__EXERCISE REQUIREMENTS__
In the listing that follows, count each line containing the string "AₓBₓ" and report only the count.

— begin —

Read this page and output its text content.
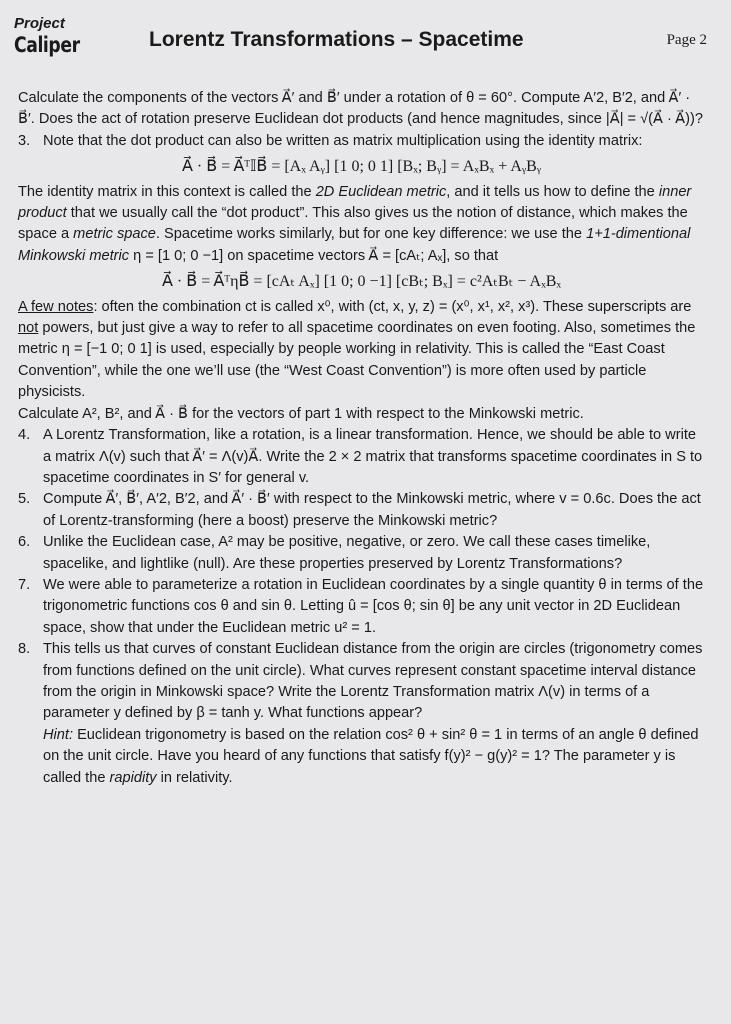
Project
Caliper	Lorentz Transformations – Spacetime	Page 2

Calculate the components of the vectors A⃗′ and B⃗′ under a rotation of θ = 60°. Compute A′2, B′2, and A⃗′ · B⃗′. Does the act of rotation preserve Euclidean dot products (and hence magnitudes, since |A⃗| = √(A⃗ · A⃗))?

3. Note that the dot product can also be written as matrix multiplication using the identity matrix:
A⃗ · B⃗ = A⃗ᵀ𝕀B⃗ = [Aₓ Aᵧ] [1 0; 0 1] [Bₓ; Bᵧ] = AₓBₓ + AᵧBᵧ

The identity matrix in this context is called the 2D Euclidean metric, and it tells us how to define the inner product that we usually call the “dot product”. This also gives us the notion of distance, which makes the space a metric space. Spacetime works similarly, but for one key difference: we use the 1+1-dimentional Minkowski metric η = [1 0; 0 −1] on spacetime vectors A⃗ = [cAₜ; Aₓ], so that

A⃗ · B⃗ = A⃗ᵀηB⃗ = [cAₜ Aₓ] [1 0; 0 −1] [cBₜ; Bₓ] = c²AₜBₜ − AₓBₓ

A few notes: often the combination ct is called x⁰, with (ct, x, y, z) = (x⁰, x¹, x², x³). These superscripts are not powers, but just give a way to refer to all spacetime coordinates on even footing. Also, sometimes the metric η = [−1 0; 0 1] is used, especially by people working in relativity. This is called the “East Coast Convention”, while the one we’ll use (the “West Coast Convention”) is more often used by particle physicists.

Calculate A², B², and A⃗ · B⃗ for the vectors of part 1 with respect to the Minkowski metric.

4. A Lorentz Transformation, like a rotation, is a linear transformation. Hence, we should be able to write a matrix Λ(v) such that A⃗′ = Λ(v)A⃗. Write the 2 × 2 matrix that transforms spacetime coordinates in S to spacetime coordinates in S′ for general v.
5. Compute A⃗′, B⃗′, A′2, B′2, and A⃗′ · B⃗′ with respect to the Minkowski metric, where v = 0.6c. Does the act of Lorentz-transforming (here a boost) preserve the Minkowski metric?
6. Unlike the Euclidean case, A² may be positive, negative, or zero. We call these cases timelike, spacelike, and lightlike (null). Are these properties preserved by Lorentz Transformations?
7. We were able to parameterize a rotation in Euclidean coordinates by a single quantity θ in terms of the trigonometric functions cos θ and sin θ. Letting û = [cos θ; sin θ] be any unit vector in 2D Euclidean space, show that under the Euclidean metric u² = 1.
8. This tells us that curves of constant Euclidean distance from the origin are circles (trigonometry comes from functions defined on the unit circle). What curves represent constant spacetime interval distance from the origin in Minkowski space? Write the Lorentz Transformation matrix Λ(v) in terms of a parameter y defined by β = tanh y. What functions appear?
Hint: Euclidean trigonometry is based on the relation cos² θ + sin² θ = 1 in terms of an angle θ defined on the unit circle. Have you heard of any functions that satisfy f(y)² − g(y)² = 1? The parameter y is called the rapidity in relativity.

— end —

__ANSWER TO THIS PROBLEM__
2